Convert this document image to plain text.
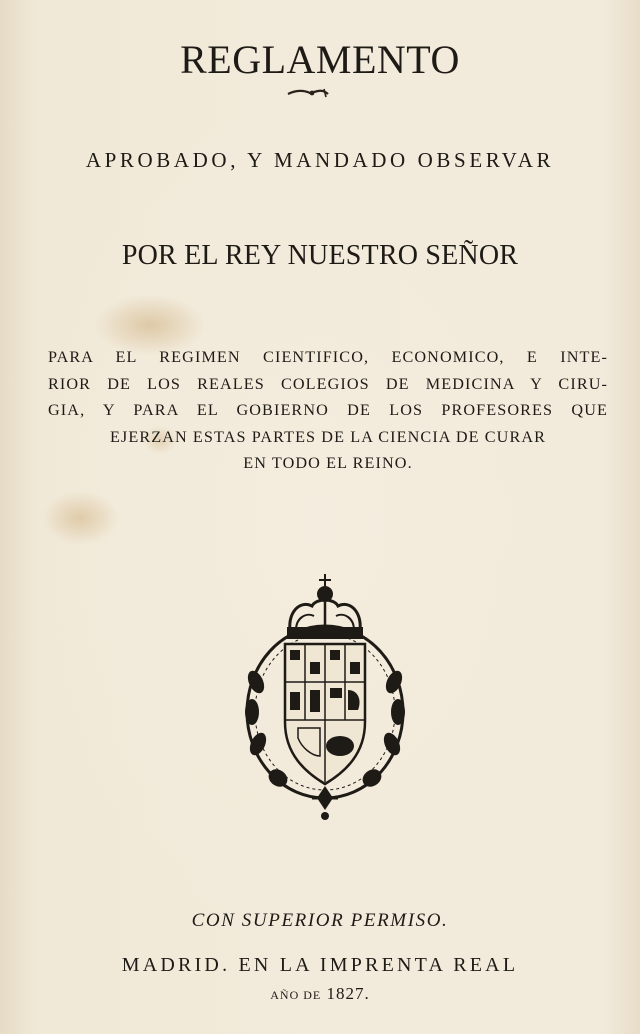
REGLAMENTO
APROBADO, Y MANDADO OBSERVAR
POR EL REY NUESTRO SEÑOR
PARA EL REGIMEN CIENTIFICO, ECONOMICO, E INTE-
RIOR DE LOS REALES COLEGIOS DE MEDICINA Y CIRU-
GIA, Y PARA EL GOBIERNO DE LOS PROFESORES QUE
EJERZAN ESTAS PARTES DE LA CIENCIA DE CURAR
EN TODO EL REINO.
CON SUPERIOR PERMISO.
MADRID. EN LA IMPRENTA REAL
AÑO DE 1827.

**JOB**.
Repeat the preceding records precisely, and leave every picture out of the copy.

**FULL RESPONSE**.
Convert this document image to plain text.
REGLAMENTO
APROBADO, Y MANDADO OBSERVAR
POR EL REY NUESTRO SEÑOR
PARA EL REGIMEN CIENTIFICO, ECONOMICO, E INTE-
RIOR DE LOS REALES COLEGIOS DE MEDICINA Y CIRU-
GIA, Y PARA EL GOBIERNO DE LOS PROFESORES QUE
EJERZAN ESTAS PARTES DE LA CIENCIA DE CURAR
EN TODO EL REINO.
CON SUPERIOR PERMISO.
MADRID. EN LA IMPRENTA REAL
AÑO DE 1827.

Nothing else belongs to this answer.